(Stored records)
--*--

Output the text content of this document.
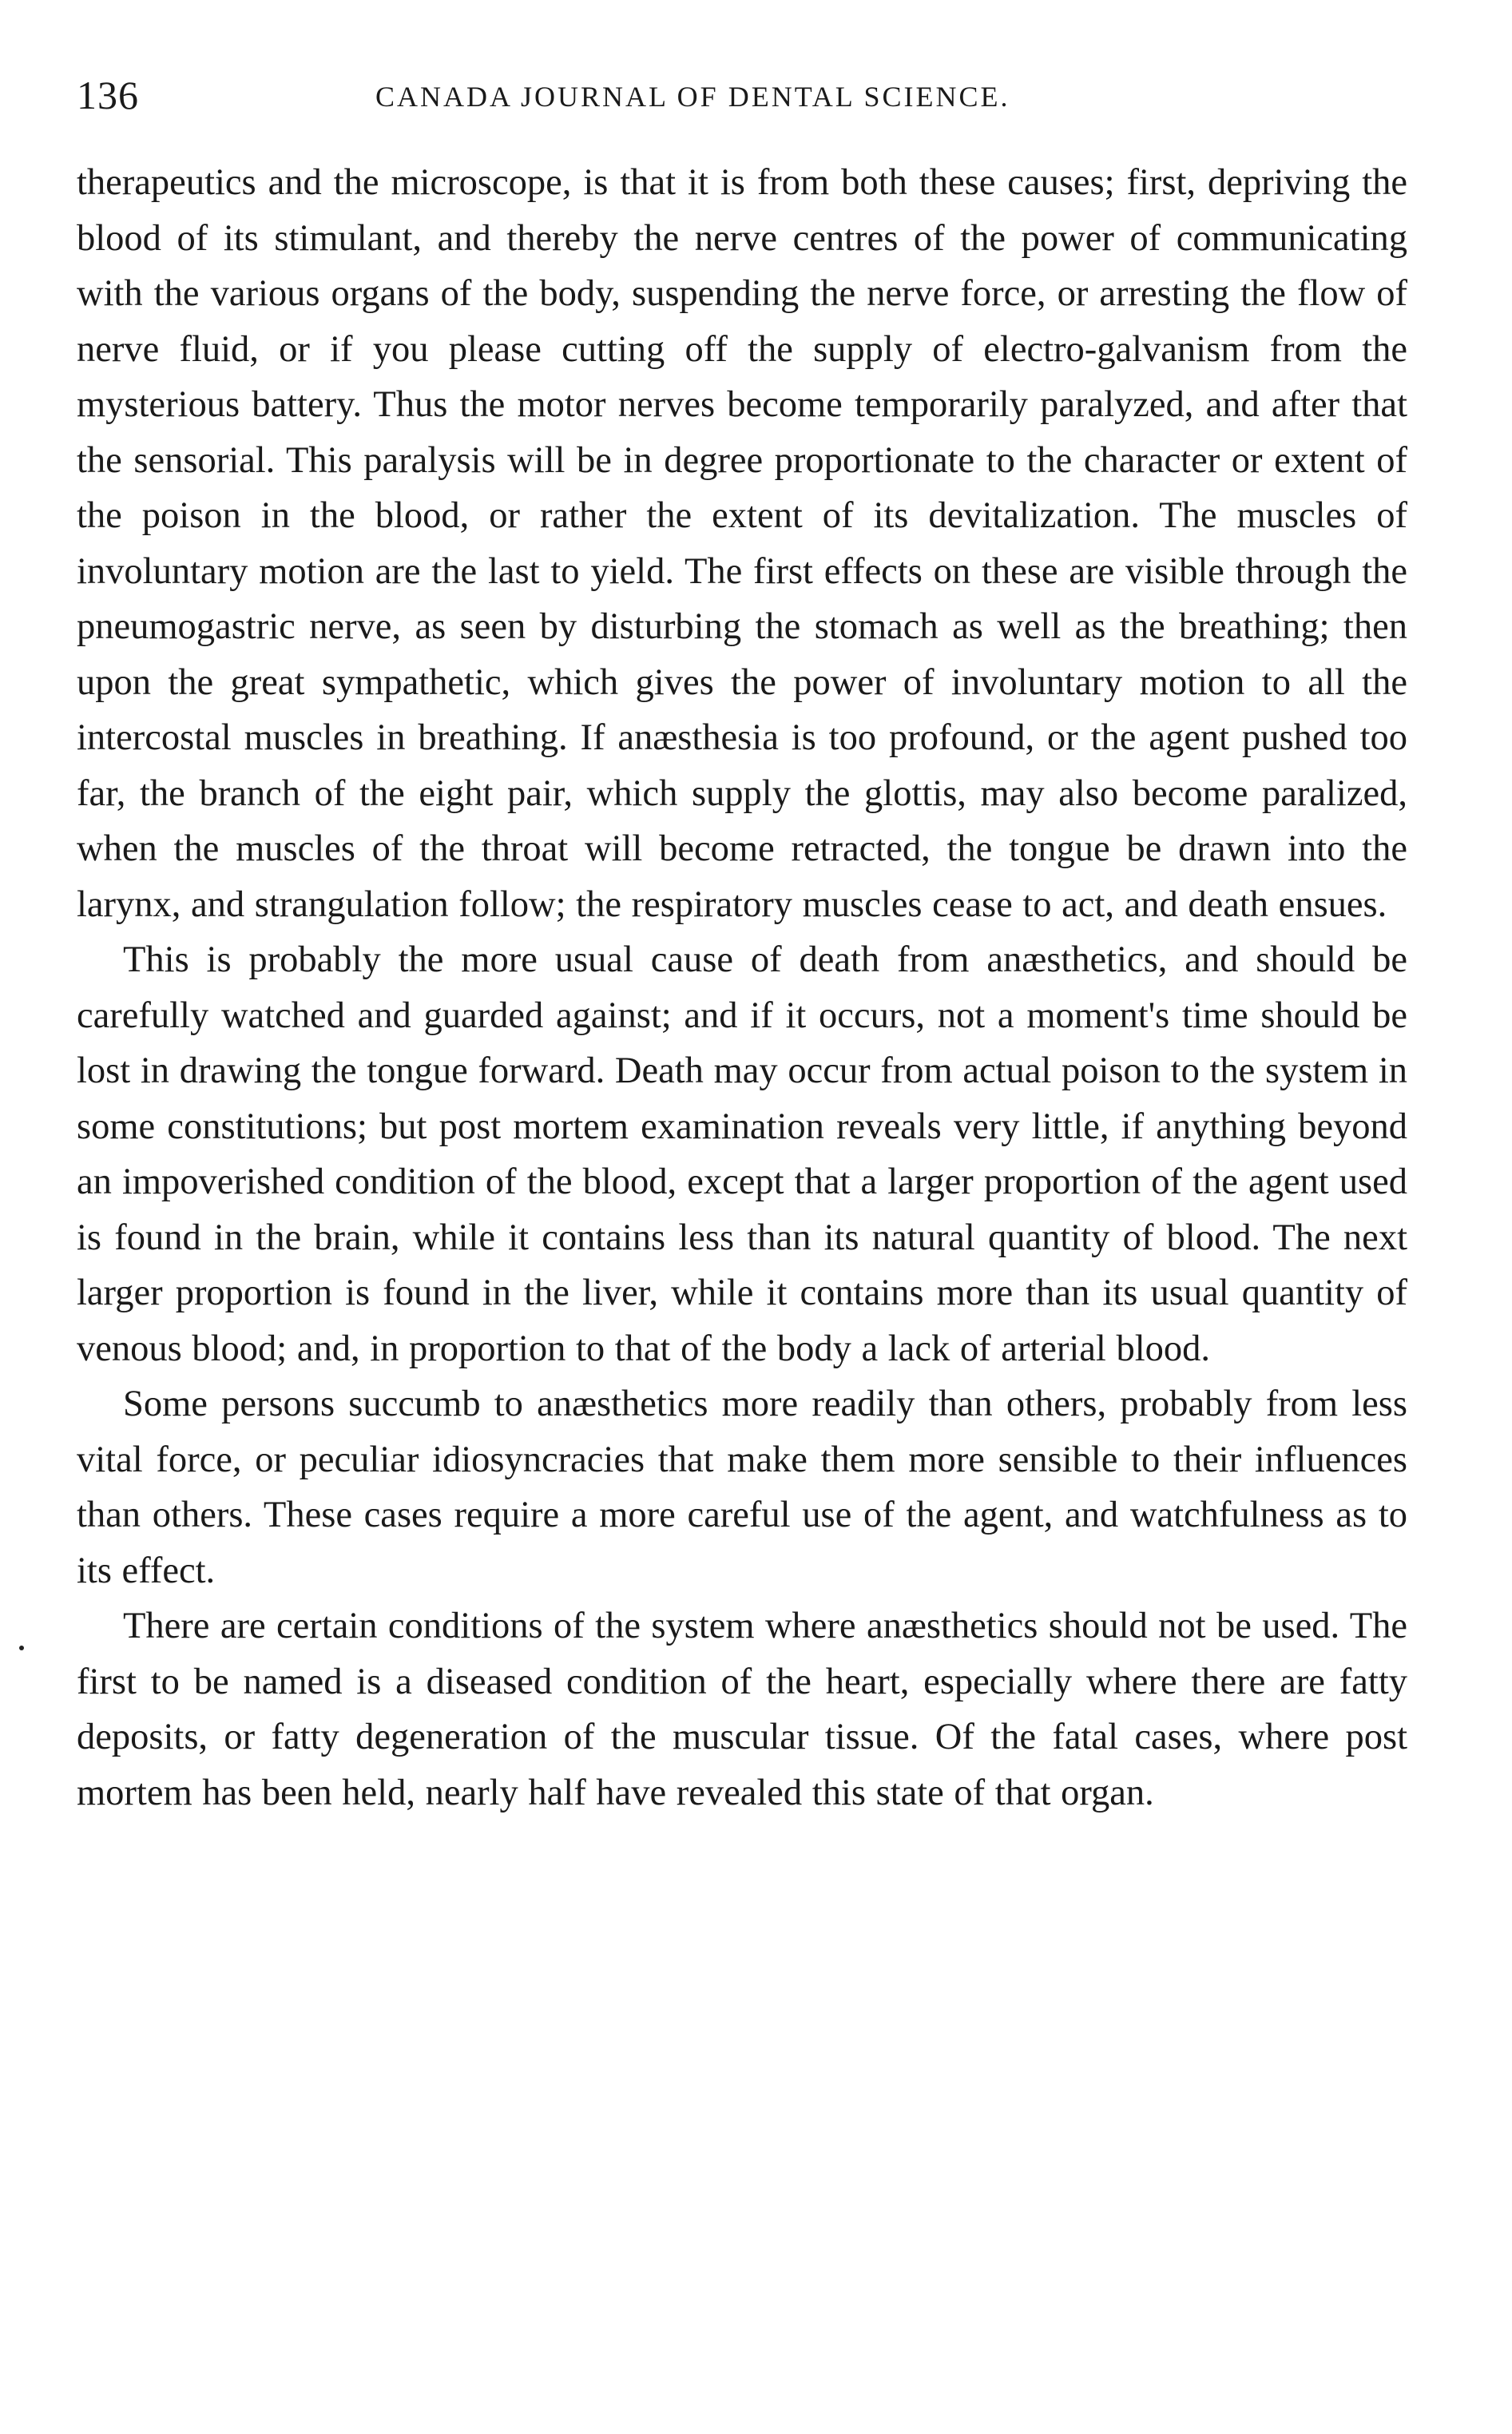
136	CANADA JOURNAL OF DENTAL SCIENCE.

therapeutics and the microscope, is that it is from both these causes; first, depriving the blood of its stimulant, and thereby the nerve centres of the power of communicating with the various organs of the body, suspending the nerve force, or arresting the flow of nerve fluid, or if you please cutting off the supply of electro-galvanism from the mysterious battery. Thus the motor nerves become temporarily paralyzed, and after that the sensorial. This paralysis will be in degree proportionate to the character or extent of the poison in the blood, or rather the extent of its devitalization. The muscles of involuntary motion are the last to yield. The first effects on these are visible through the pneumogastric nerve, as seen by disturbing the stomach as well as the breathing; then upon the great sympathetic, which gives the power of involuntary motion to all the intercostal muscles in breathing. If anæsthesia is too profound, or the agent pushed too far, the branch of the eight pair, which supply the glottis, may also become paralized, when the muscles of the throat will become retracted, the tongue be drawn into the larynx, and strangulation follow; the respiratory muscles cease to act, and death ensues.

This is probably the more usual cause of death from anæsthetics, and should be carefully watched and guarded against; and if it occurs, not a moment's time should be lost in drawing the tongue forward. Death may occur from actual poison to the system in some constitutions; but post mortem examination reveals very little, if anything beyond an impoverished condition of the blood, except that a larger proportion of the agent used is found in the brain, while it contains less than its natural quantity of blood. The next larger proportion is found in the liver, while it contains more than its usual quantity of venous blood; and, in proportion to that of the body a lack of arterial blood.

Some persons succumb to anæsthetics more readily than others, probably from less vital force, or peculiar idiosyncracies that make them more sensible to their influences than others. These cases require a more careful use of the agent, and watchfulness as to its effect.

There are certain conditions of the system where anæsthetics should not be used. The first to be named is a diseased condition of the heart, especially where there are fatty deposits, or fatty degeneration of the muscular tissue. Of the fatal cases, where post mortem has been held, nearly half have revealed this state of that organ.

--*--

## Exercise requirements
In the material above, find the lines that contain "mortem" and show them.

## Solution for this problem
This is probably the more usual cause of death from anæsthetics, and should be carefully watched and guarded against; and if it occurs, not a moment's time should be lost in drawing the tongue forward. Death may occur from actual poison to the system in some constitutions; but post mortem examination reveals very little, if anything beyond an impoverished condition of the blood, except that a larger proportion of the agent used is found in the brain, while it contains less than its natural quantity of blood. The next larger proportion is found in the liver, while it contains more than its usual quantity of venous blood; and, in proportion to that of the body a lack of arterial blood.
There are certain conditions of the system where anæsthetics should not be used. The first to be named is a diseased condition of the heart, especially where there are fatty deposits, or fatty degeneration of the muscular tissue. Of the fatal cases, where post mortem has been held, nearly half have revealed this state of that organ.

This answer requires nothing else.